Data listing
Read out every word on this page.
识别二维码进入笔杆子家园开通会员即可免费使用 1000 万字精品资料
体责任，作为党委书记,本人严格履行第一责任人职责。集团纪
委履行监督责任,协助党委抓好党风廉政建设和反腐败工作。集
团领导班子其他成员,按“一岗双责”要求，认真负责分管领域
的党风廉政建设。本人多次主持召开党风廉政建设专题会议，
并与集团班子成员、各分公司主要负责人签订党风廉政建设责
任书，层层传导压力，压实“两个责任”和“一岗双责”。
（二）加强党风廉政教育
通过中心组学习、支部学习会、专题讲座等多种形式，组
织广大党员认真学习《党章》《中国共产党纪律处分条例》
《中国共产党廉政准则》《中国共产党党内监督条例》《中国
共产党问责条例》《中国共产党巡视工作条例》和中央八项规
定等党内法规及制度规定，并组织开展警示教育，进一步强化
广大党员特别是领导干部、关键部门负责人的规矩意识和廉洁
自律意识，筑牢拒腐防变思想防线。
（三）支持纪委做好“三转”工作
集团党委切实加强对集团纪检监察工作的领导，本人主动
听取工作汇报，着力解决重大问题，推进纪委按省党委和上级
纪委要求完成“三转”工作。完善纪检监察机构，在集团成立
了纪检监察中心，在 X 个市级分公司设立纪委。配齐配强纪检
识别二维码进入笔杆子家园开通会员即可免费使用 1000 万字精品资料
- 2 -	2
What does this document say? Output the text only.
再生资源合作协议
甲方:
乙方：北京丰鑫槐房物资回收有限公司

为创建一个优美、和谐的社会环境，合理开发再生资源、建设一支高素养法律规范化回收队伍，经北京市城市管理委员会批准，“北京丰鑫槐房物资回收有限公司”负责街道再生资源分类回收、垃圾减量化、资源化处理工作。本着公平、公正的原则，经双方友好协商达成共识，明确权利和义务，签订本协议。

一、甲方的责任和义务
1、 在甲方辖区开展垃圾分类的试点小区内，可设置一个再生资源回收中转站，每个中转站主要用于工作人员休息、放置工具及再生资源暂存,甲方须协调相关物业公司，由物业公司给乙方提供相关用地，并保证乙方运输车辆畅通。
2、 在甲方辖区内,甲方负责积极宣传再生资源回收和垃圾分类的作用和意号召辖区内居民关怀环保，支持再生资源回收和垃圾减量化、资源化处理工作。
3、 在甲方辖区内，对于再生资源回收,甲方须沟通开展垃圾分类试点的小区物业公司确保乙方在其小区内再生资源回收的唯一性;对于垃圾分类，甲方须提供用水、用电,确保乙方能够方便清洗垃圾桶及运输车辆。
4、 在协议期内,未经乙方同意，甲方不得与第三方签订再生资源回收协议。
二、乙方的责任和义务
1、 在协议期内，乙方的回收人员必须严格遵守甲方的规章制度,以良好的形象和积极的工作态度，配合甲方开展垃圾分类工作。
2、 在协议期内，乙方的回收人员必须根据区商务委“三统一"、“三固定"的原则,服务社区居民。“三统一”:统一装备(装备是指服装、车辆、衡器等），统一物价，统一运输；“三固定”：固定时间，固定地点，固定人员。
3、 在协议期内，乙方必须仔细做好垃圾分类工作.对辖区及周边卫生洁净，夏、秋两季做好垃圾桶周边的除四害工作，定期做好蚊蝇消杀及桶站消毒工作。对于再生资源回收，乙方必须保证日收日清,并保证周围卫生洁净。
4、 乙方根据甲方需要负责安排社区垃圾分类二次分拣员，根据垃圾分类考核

Do this
Each line of the material should be duplicated exactly, please.

Response to the task
Read out every word on this page.
识别二维码进入笔杆子家园开通会员即可免费使用 1000 万字精品资料
体责任，作为党委书记,本人严格履行第一责任人职责。集团纪
委履行监督责任,协助党委抓好党风廉政建设和反腐败工作。集
团领导班子其他成员,按“一岗双责”要求，认真负责分管领域
的党风廉政建设。本人多次主持召开党风廉政建设专题会议，
并与集团班子成员、各分公司主要负责人签订党风廉政建设责
任书，层层传导压力，压实“两个责任”和“一岗双责”。
（二）加强党风廉政教育
通过中心组学习、支部学习会、专题讲座等多种形式，组
织广大党员认真学习《党章》《中国共产党纪律处分条例》
《中国共产党廉政准则》《中国共产党党内监督条例》《中国
共产党问责条例》《中国共产党巡视工作条例》和中央八项规
定等党内法规及制度规定，并组织开展警示教育，进一步强化
广大党员特别是领导干部、关键部门负责人的规矩意识和廉洁
自律意识，筑牢拒腐防变思想防线。
（三）支持纪委做好“三转”工作
集团党委切实加强对集团纪检监察工作的领导，本人主动
听取工作汇报，着力解决重大问题，推进纪委按省党委和上级
纪委要求完成“三转”工作。完善纪检监察机构，在集团成立
了纪检监察中心，在 X 个市级分公司设立纪委。配齐配强纪检
识别二维码进入笔杆子家园开通会员即可免费使用 1000 万字精品资料
- 2 -	2
What does this document say? Output the text only.
再生资源合作协议
甲方:
乙方：北京丰鑫槐房物资回收有限公司

为创建一个优美、和谐的社会环境，合理开发再生资源、建设一支高素养法律规范化回收队伍，经北京市城市管理委员会批准，“北京丰鑫槐房物资回收有限公司”负责街道再生资源分类回收、垃圾减量化、资源化处理工作。本着公平、公正的原则，经双方友好协商达成共识，明确权利和义务，签订本协议。

一、甲方的责任和义务
1、 在甲方辖区开展垃圾分类的试点小区内，可设置一个再生资源回收中转站，每个中转站主要用于工作人员休息、放置工具及再生资源暂存,甲方须协调相关物业公司，由物业公司给乙方提供相关用地，并保证乙方运输车辆畅通。
2、 在甲方辖区内,甲方负责积极宣传再生资源回收和垃圾分类的作用和意号召辖区内居民关怀环保，支持再生资源回收和垃圾减量化、资源化处理工作。
3、 在甲方辖区内，对于再生资源回收,甲方须沟通开展垃圾分类试点的小区物业公司确保乙方在其小区内再生资源回收的唯一性;对于垃圾分类，甲方须提供用水、用电,确保乙方能够方便清洗垃圾桶及运输车辆。
4、 在协议期内,未经乙方同意，甲方不得与第三方签订再生资源回收协议。
二、乙方的责任和义务
1、 在协议期内，乙方的回收人员必须严格遵守甲方的规章制度,以良好的形象和积极的工作态度，配合甲方开展垃圾分类工作。
2、 在协议期内，乙方的回收人员必须根据区商务委“三统一"、“三固定"的原则,服务社区居民。“三统一”:统一装备(装备是指服装、车辆、衡器等），统一物价，统一运输；“三固定”：固定时间，固定地点，固定人员。
3、 在协议期内，乙方必须仔细做好垃圾分类工作.对辖区及周边卫生洁净，夏、秋两季做好垃圾桶周边的除四害工作，定期做好蚊蝇消杀及桶站消毒工作。对于再生资源回收，乙方必须保证日收日清,并保证周围卫生洁净。
4、 乙方根据甲方需要负责安排社区垃圾分类二次分拣员，根据垃圾分类考核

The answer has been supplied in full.